> _Exercise prompt_: Return the records that follow, matching each one exactly.

> _Record set_:

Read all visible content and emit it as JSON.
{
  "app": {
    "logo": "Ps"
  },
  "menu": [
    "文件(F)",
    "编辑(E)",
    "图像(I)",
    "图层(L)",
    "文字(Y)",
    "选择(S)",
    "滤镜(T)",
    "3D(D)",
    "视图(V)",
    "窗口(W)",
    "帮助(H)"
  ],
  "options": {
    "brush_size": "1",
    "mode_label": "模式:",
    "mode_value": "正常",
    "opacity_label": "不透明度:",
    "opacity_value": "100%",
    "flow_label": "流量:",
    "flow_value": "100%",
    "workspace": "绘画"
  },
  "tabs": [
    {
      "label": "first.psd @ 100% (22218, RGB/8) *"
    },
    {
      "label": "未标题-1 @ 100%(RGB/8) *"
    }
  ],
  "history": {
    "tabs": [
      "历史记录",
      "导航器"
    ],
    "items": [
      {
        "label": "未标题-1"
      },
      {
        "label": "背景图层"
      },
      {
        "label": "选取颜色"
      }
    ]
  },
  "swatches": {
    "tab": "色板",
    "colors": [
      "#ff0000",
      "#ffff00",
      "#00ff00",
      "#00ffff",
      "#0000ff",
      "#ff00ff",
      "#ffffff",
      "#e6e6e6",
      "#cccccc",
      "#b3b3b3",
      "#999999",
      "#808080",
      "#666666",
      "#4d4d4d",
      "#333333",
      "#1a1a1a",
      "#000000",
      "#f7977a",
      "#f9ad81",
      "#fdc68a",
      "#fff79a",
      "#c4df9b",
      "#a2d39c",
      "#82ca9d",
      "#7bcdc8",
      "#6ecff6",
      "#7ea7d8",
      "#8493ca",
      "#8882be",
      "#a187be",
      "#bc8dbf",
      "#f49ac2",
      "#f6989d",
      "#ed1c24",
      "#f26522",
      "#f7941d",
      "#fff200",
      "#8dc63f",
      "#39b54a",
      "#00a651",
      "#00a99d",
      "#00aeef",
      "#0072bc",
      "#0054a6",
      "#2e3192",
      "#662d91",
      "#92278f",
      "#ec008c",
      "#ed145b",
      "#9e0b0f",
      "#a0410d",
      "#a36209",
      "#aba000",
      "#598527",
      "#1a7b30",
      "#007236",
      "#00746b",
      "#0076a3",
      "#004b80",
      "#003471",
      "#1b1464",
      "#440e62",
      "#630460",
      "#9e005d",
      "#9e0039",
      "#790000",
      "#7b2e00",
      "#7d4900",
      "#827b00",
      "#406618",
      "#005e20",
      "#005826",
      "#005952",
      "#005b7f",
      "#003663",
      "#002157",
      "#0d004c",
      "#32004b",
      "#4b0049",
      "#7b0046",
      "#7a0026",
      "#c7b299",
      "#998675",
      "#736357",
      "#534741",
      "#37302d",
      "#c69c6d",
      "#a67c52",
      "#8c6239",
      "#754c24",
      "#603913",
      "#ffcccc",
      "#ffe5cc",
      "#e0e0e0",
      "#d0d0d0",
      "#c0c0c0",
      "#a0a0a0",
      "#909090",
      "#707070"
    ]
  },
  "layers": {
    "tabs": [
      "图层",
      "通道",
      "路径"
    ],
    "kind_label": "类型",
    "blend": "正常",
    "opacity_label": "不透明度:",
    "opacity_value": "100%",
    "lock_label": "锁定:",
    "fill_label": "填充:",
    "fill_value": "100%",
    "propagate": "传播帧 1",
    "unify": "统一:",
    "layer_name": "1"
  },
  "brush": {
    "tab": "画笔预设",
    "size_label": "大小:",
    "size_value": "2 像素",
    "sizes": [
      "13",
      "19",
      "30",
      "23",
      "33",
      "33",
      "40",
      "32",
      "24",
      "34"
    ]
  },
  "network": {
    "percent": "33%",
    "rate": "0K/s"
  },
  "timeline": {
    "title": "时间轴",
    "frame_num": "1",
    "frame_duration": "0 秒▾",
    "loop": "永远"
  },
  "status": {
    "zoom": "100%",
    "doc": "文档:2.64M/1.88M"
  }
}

> _Response to the task_:
Read all visible content and emit it as JSON.
{
  "app": {
    "logo": "Ps"
  },
  "menu": [
    "文件(F)",
    "编辑(E)",
    "图像(I)",
    "图层(L)",
    "文字(Y)",
    "选择(S)",
    "滤镜(T)",
    "3D(D)",
    "视图(V)",
    "窗口(W)",
    "帮助(H)"
  ],
  "options": {
    "brush_size": "1",
    "mode_label": "模式:",
    "mode_value": "正常",
    "opacity_label": "不透明度:",
    "opacity_value": "100%",
    "flow_label": "流量:",
    "flow_value": "100%",
    "workspace": "绘画"
  },
  "tabs": [
    {
      "label": "first.psd @ 100% (22218, RGB/8) *"
    },
    {
      "label": "未标题-1 @ 100%(RGB/8) *"
    }
  ],
  "history": {
    "tabs": [
      "历史记录",
      "导航器"
    ],
    "items": [
      {
        "label": "未标题-1"
      },
      {
        "label": "背景图层"
      },
      {
        "label": "选取颜色"
      }
    ]
  },
  "swatches": {
    "tab": "色板",
    "colors": [
      "#ff0000",
      "#ffff00",
      "#00ff00",
      "#00ffff",
      "#0000ff",
      "#ff00ff",
      "#ffffff",
      "#e6e6e6",
      "#cccccc",
      "#b3b3b3",
      "#999999",
      "#808080",
      "#666666",
      "#4d4d4d",
      "#333333",
      "#1a1a1a",
      "#000000",
      "#f7977a",
      "#f9ad81",
      "#fdc68a",
      "#fff79a",
      "#c4df9b",
      "#a2d39c",
      "#82ca9d",
      "#7bcdc8",
      "#6ecff6",
      "#7ea7d8",
      "#8493ca",
      "#8882be",
      "#a187be",
      "#bc8dbf",
      "#f49ac2",
      "#f6989d",
      "#ed1c24",
      "#f26522",
      "#f7941d",
      "#fff200",
      "#8dc63f",
      "#39b54a",
      "#00a651",
      "#00a99d",
      "#00aeef",
      "#0072bc",
      "#0054a6",
      "#2e3192",
      "#662d91",
      "#92278f",
      "#ec008c",
      "#ed145b",
      "#9e0b0f",
      "#a0410d",
      "#a36209",
      "#aba000",
      "#598527",
      "#1a7b30",
      "#007236",
      "#00746b",
      "#0076a3",
      "#004b80",
      "#003471",
      "#1b1464",
      "#440e62",
      "#630460",
      "#9e005d",
      "#9e0039",
      "#790000",
      "#7b2e00",
      "#7d4900",
      "#827b00",
      "#406618",
      "#005e20",
      "#005826",
      "#005952",
      "#005b7f",
      "#003663",
      "#002157",
      "#0d004c",
      "#32004b",
      "#4b0049",
      "#7b0046",
      "#7a0026",
      "#c7b299",
      "#998675",
      "#736357",
      "#534741",
      "#37302d",
      "#c69c6d",
      "#a67c52",
      "#8c6239",
      "#754c24",
      "#603913",
      "#ffcccc",
      "#ffe5cc",
      "#e0e0e0",
      "#d0d0d0",
      "#c0c0c0",
      "#a0a0a0",
      "#909090",
      "#707070"
    ]
  },
  "layers": {
    "tabs": [
      "图层",
      "通道",
      "路径"
    ],
    "kind_label": "类型",
    "blend": "正常",
    "opacity_label": "不透明度:",
    "opacity_value": "100%",
    "lock_label": "锁定:",
    "fill_label": "填充:",
    "fill_value": "100%",
    "propagate": "传播帧 1",
    "unify": "统一:",
    "layer_name": "1"
  },
  "brush": {
    "tab": "画笔预设",
    "size_label": "大小:",
    "size_value": "2 像素",
    "sizes": [
      "13",
      "19",
      "30",
      "23",
      "33",
      "33",
      "40",
      "32",
      "24",
      "34"
    ]
  },
  "network": {
    "percent": "33%",
    "rate": "0K/s"
  },
  "timeline": {
    "title": "时间轴",
    "frame_num": "1",
    "frame_duration": "0 秒▾",
    "loop": "永远"
  },
  "status": {
    "zoom": "100%",
    "doc": "文档:2.64M/1.88M"
  }
}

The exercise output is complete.